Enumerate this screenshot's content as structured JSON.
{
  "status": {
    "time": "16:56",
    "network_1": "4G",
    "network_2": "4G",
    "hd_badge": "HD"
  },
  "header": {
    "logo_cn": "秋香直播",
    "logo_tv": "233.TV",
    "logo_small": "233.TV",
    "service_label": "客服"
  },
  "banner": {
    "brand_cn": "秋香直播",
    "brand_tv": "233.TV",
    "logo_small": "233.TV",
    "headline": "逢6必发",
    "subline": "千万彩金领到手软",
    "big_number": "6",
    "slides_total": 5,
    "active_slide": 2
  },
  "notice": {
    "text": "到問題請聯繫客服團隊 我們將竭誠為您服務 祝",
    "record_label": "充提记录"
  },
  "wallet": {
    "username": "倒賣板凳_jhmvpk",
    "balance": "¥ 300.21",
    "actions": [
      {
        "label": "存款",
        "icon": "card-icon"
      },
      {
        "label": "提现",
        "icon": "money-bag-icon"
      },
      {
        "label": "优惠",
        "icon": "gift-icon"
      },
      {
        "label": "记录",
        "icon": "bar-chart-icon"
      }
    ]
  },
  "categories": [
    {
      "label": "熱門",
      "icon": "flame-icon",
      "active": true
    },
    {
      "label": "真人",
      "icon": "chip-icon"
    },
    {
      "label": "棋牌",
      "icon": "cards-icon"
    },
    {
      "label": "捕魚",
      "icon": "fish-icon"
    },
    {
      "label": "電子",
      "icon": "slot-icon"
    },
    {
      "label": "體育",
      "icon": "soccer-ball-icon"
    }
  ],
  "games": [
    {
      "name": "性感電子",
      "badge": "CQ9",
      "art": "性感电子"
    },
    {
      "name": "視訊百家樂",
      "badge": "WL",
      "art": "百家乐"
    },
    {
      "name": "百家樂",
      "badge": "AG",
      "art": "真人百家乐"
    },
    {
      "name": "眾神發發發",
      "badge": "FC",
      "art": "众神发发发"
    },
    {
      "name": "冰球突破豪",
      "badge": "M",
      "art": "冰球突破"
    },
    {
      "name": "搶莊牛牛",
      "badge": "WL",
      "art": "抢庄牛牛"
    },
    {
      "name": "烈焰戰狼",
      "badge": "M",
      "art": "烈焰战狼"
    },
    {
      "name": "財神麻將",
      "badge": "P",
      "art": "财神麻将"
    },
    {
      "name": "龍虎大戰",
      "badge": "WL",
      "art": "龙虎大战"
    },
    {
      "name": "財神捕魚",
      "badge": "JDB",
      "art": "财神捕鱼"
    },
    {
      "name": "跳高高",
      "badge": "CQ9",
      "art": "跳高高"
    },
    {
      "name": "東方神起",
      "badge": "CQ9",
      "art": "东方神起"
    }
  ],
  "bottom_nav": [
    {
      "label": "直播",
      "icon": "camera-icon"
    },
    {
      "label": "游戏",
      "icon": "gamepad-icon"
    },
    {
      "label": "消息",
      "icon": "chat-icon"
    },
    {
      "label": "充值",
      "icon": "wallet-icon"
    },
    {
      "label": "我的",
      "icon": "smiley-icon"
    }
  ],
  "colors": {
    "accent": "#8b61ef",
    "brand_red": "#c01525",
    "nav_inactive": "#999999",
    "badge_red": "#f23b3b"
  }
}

** Work instructions **
Reproduce all of the material above word for word.

** Problem solution **
Enumerate this screenshot's content as structured JSON.
{
  "status": {
    "time": "16:56",
    "network_1": "4G",
    "network_2": "4G",
    "hd_badge": "HD"
  },
  "header": {
    "logo_cn": "秋香直播",
    "logo_tv": "233.TV",
    "logo_small": "233.TV",
    "service_label": "客服"
  },
  "banner": {
    "brand_cn": "秋香直播",
    "brand_tv": "233.TV",
    "logo_small": "233.TV",
    "headline": "逢6必发",
    "subline": "千万彩金领到手软",
    "big_number": "6",
    "slides_total": 5,
    "active_slide": 2
  },
  "notice": {
    "text": "到問題請聯繫客服團隊 我們將竭誠為您服務 祝",
    "record_label": "充提记录"
  },
  "wallet": {
    "username": "倒賣板凳_jhmvpk",
    "balance": "¥ 300.21",
    "actions": [
      {
        "label": "存款",
        "icon": "card-icon"
      },
      {
        "label": "提现",
        "icon": "money-bag-icon"
      },
      {
        "label": "优惠",
        "icon": "gift-icon"
      },
      {
        "label": "记录",
        "icon": "bar-chart-icon"
      }
    ]
  },
  "categories": [
    {
      "label": "熱門",
      "icon": "flame-icon",
      "active": true
    },
    {
      "label": "真人",
      "icon": "chip-icon"
    },
    {
      "label": "棋牌",
      "icon": "cards-icon"
    },
    {
      "label": "捕魚",
      "icon": "fish-icon"
    },
    {
      "label": "電子",
      "icon": "slot-icon"
    },
    {
      "label": "體育",
      "icon": "soccer-ball-icon"
    }
  ],
  "games": [
    {
      "name": "性感電子",
      "badge": "CQ9",
      "art": "性感电子"
    },
    {
      "name": "視訊百家樂",
      "badge": "WL",
      "art": "百家乐"
    },
    {
      "name": "百家樂",
      "badge": "AG",
      "art": "真人百家乐"
    },
    {
      "name": "眾神發發發",
      "badge": "FC",
      "art": "众神发发发"
    },
    {
      "name": "冰球突破豪",
      "badge": "M",
      "art": "冰球突破"
    },
    {
      "name": "搶莊牛牛",
      "badge": "WL",
      "art": "抢庄牛牛"
    },
    {
      "name": "烈焰戰狼",
      "badge": "M",
      "art": "烈焰战狼"
    },
    {
      "name": "財神麻將",
      "badge": "P",
      "art": "财神麻将"
    },
    {
      "name": "龍虎大戰",
      "badge": "WL",
      "art": "龙虎大战"
    },
    {
      "name": "財神捕魚",
      "badge": "JDB",
      "art": "财神捕鱼"
    },
    {
      "name": "跳高高",
      "badge": "CQ9",
      "art": "跳高高"
    },
    {
      "name": "東方神起",
      "badge": "CQ9",
      "art": "东方神起"
    }
  ],
  "bottom_nav": [
    {
      "label": "直播",
      "icon": "camera-icon"
    },
    {
      "label": "游戏",
      "icon": "gamepad-icon"
    },
    {
      "label": "消息",
      "icon": "chat-icon"
    },
    {
      "label": "充值",
      "icon": "wallet-icon"
    },
    {
      "label": "我的",
      "icon": "smiley-icon"
    }
  ],
  "colors": {
    "accent": "#8b61ef",
    "brand_red": "#c01525",
    "nav_inactive": "#999999",
    "badge_red": "#f23b3b"
  }
}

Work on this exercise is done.